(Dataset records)
————————

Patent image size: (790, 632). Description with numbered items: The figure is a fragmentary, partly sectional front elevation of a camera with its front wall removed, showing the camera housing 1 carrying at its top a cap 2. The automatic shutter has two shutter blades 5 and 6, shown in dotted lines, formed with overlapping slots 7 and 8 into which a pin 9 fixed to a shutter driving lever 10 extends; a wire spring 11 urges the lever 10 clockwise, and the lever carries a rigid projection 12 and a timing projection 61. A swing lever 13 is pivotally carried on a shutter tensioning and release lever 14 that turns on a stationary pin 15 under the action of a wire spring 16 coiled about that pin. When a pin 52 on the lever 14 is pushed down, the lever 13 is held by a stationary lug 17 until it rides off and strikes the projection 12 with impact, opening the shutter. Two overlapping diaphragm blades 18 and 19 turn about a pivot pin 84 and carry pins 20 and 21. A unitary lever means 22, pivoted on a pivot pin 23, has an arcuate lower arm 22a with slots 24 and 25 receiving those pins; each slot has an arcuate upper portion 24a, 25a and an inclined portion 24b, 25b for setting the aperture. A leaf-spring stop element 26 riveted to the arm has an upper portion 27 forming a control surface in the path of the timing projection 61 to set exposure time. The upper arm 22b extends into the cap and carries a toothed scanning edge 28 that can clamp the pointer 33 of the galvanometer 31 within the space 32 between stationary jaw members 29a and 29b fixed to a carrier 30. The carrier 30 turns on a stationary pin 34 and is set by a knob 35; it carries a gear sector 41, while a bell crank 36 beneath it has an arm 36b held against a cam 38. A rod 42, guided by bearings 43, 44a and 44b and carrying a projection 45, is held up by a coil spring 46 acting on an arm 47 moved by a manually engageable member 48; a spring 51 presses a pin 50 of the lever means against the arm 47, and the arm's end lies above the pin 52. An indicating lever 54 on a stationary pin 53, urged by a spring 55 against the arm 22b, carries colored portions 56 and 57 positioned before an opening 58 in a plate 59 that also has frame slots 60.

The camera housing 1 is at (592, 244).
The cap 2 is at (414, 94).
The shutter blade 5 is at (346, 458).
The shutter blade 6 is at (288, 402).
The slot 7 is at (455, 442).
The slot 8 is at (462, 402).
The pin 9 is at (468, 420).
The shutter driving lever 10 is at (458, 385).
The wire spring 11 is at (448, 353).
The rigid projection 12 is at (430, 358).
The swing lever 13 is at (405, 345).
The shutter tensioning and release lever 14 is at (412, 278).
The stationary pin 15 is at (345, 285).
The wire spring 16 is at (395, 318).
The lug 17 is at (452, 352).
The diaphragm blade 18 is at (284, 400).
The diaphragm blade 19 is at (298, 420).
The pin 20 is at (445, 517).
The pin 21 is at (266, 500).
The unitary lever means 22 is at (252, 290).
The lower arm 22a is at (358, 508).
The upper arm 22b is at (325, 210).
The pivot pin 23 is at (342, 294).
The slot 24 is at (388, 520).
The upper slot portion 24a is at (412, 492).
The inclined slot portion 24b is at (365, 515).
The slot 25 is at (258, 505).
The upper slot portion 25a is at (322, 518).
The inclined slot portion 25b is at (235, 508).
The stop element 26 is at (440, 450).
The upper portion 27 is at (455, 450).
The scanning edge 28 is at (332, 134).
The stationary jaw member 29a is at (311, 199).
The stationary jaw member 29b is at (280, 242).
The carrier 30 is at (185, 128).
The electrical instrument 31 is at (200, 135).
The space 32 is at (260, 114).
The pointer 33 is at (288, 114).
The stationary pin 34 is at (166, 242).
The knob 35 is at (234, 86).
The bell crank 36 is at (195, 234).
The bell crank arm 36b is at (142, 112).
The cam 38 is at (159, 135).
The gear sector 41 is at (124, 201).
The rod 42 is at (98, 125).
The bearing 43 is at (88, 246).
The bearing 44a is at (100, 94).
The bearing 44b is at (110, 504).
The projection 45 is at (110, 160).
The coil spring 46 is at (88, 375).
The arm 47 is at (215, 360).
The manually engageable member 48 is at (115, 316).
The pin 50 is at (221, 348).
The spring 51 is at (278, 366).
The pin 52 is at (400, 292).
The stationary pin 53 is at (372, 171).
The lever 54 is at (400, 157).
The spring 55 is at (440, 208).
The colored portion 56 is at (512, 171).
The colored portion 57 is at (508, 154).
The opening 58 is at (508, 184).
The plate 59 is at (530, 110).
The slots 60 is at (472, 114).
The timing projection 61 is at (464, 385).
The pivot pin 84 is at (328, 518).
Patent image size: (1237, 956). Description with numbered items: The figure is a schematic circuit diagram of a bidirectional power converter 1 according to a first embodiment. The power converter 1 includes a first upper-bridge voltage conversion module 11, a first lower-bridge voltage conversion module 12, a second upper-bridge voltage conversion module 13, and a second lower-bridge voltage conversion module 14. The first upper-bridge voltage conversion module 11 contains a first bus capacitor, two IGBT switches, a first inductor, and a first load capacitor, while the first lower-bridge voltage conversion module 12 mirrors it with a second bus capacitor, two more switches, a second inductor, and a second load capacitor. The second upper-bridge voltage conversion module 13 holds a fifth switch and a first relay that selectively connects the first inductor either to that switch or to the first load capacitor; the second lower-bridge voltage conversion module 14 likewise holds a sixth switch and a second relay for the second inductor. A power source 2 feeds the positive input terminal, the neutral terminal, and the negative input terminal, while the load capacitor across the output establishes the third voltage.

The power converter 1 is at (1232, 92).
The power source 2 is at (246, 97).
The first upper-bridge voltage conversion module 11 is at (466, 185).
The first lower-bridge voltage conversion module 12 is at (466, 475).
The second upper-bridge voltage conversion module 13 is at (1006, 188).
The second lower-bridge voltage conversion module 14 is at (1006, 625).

————————

Aim of the exercise
Rewrite all of the entries above, switching each "Description with numbered items" to "Summary with numbered items" and keeping every other word and line unchanged.

Task result
Patent image size: (790, 632). Summary with numbered items: The figure is a fragmentary, partly sectional front elevation of a camera with its front wall removed, showing the camera housing 1 carrying at its top a cap 2. The automatic shutter has two shutter blades 5 and 6, shown in dotted lines, formed with overlapping slots 7 and 8 into which a pin 9 fixed to a shutter driving lever 10 extends; a wire spring 11 urges the lever 10 clockwise, and the lever carries a rigid projection 12 and a timing projection 61. A swing lever 13 is pivotally carried on a shutter tensioning and release lever 14 that turns on a stationary pin 15 under the action of a wire spring 16 coiled about that pin. When a pin 52 on the lever 14 is pushed down, the lever 13 is held by a stationary lug 17 until it rides off and strikes the projection 12 with impact, opening the shutter. Two overlapping diaphragm blades 18 and 19 turn about a pivot pin 84 and carry pins 20 and 21. A unitary lever means 22, pivoted on a pivot pin 23, has an arcuate lower arm 22a with slots 24 and 25 receiving those pins; each slot has an arcuate upper portion 24a, 25a and an inclined portion 24b, 25b for setting the aperture. A leaf-spring stop element 26 riveted to the arm has an upper portion 27 forming a control surface in the path of the timing projection 61 to set exposure time. The upper arm 22b extends into the cap and carries a toothed scanning edge 28 that can clamp the pointer 33 of the galvanometer 31 within the space 32 between stationary jaw members 29a and 29b fixed to a carrier 30. The carrier 30 turns on a stationary pin 34 and is set by a knob 35; it carries a gear sector 41, while a bell crank 36 beneath it has an arm 36b held against a cam 38. A rod 42, guided by bearings 43, 44a and 44b and carrying a projection 45, is held up by a coil spring 46 acting on an arm 47 moved by a manually engageable member 48; a spring 51 presses a pin 50 of the lever means against the arm 47, and the arm's end lies above the pin 52. An indicating lever 54 on a stationary pin 53, urged by a spring 55 against the arm 22b, carries colored portions 56 and 57 positioned before an opening 58 in a plate 59 that also has frame slots 60.

The camera housing 1 is at (592, 244).
The cap 2 is at (414, 94).
The shutter blade 5 is at (346, 458).
The shutter blade 6 is at (288, 402).
The slot 7 is at (455, 442).
The slot 8 is at (462, 402).
The pin 9 is at (468, 420).
The shutter driving lever 10 is at (458, 385).
The wire spring 11 is at (448, 353).
The rigid projection 12 is at (430, 358).
The swing lever 13 is at (405, 345).
The shutter tensioning and release lever 14 is at (412, 278).
The stationary pin 15 is at (345, 285).
The wire spring 16 is at (395, 318).
The lug 17 is at (452, 352).
The diaphragm blade 18 is at (284, 400).
The diaphragm blade 19 is at (298, 420).
The pin 20 is at (445, 517).
The pin 21 is at (266, 500).
The unitary lever means 22 is at (252, 290).
The lower arm 22a is at (358, 508).
The upper arm 22b is at (325, 210).
The pivot pin 23 is at (342, 294).
The slot 24 is at (388, 520).
The upper slot portion 24a is at (412, 492).
The inclined slot portion 24b is at (365, 515).
The slot 25 is at (258, 505).
The upper slot portion 25a is at (322, 518).
The inclined slot portion 25b is at (235, 508).
The stop element 26 is at (440, 450).
The upper portion 27 is at (455, 450).
The scanning edge 28 is at (332, 134).
The stationary jaw member 29a is at (311, 199).
The stationary jaw member 29b is at (280, 242).
The carrier 30 is at (185, 128).
The electrical instrument 31 is at (200, 135).
The space 32 is at (260, 114).
The pointer 33 is at (288, 114).
The stationary pin 34 is at (166, 242).
The knob 35 is at (234, 86).
The bell crank 36 is at (195, 234).
The bell crank arm 36b is at (142, 112).
The cam 38 is at (159, 135).
The gear sector 41 is at (124, 201).
The rod 42 is at (98, 125).
The bearing 43 is at (88, 246).
The bearing 44a is at (100, 94).
The bearing 44b is at (110, 504).
The projection 45 is at (110, 160).
The coil spring 46 is at (88, 375).
The arm 47 is at (215, 360).
The manually engageable member 48 is at (115, 316).
The pin 50 is at (221, 348).
The spring 51 is at (278, 366).
The pin 52 is at (400, 292).
The stationary pin 53 is at (372, 171).
The lever 54 is at (400, 157).
The spring 55 is at (440, 208).
The colored portion 56 is at (512, 171).
The colored portion 57 is at (508, 154).
The opening 58 is at (508, 184).
The plate 59 is at (530, 110).
The slots 60 is at (472, 114).
The timing projection 61 is at (464, 385).
The pivot pin 84 is at (328, 518).
Patent image size: (1237, 956). Summary with numbered items: The figure is a schematic circuit diagram of a bidirectional power converter 1 according to a first embodiment. The power converter 1 includes a first upper-bridge voltage conversion module 11, a first lower-bridge voltage conversion module 12, a second upper-bridge voltage conversion module 13, and a second lower-bridge voltage conversion module 14. The first upper-bridge voltage conversion module 11 contains a first bus capacitor, two IGBT switches, a first inductor, and a first load capacitor, while the first lower-bridge voltage conversion module 12 mirrors it with a second bus capacitor, two more switches, a second inductor, and a second load capacitor. The second upper-bridge voltage conversion module 13 holds a fifth switch and a first relay that selectively connects the first inductor either to that switch or to the first load capacitor; the second lower-bridge voltage conversion module 14 likewise holds a sixth switch and a second relay for the second inductor. A power source 2 feeds the positive input terminal, the neutral terminal, and the negative input terminal, while the load capacitor across the output establishes the third voltage.

The power converter 1 is at (1232, 92).
The power source 2 is at (246, 97).
The first upper-bridge voltage conversion module 11 is at (466, 185).
The first lower-bridge voltage conversion module 12 is at (466, 475).
The second upper-bridge voltage conversion module 13 is at (1006, 188).
The second lower-bridge voltage conversion module 14 is at (1006, 625).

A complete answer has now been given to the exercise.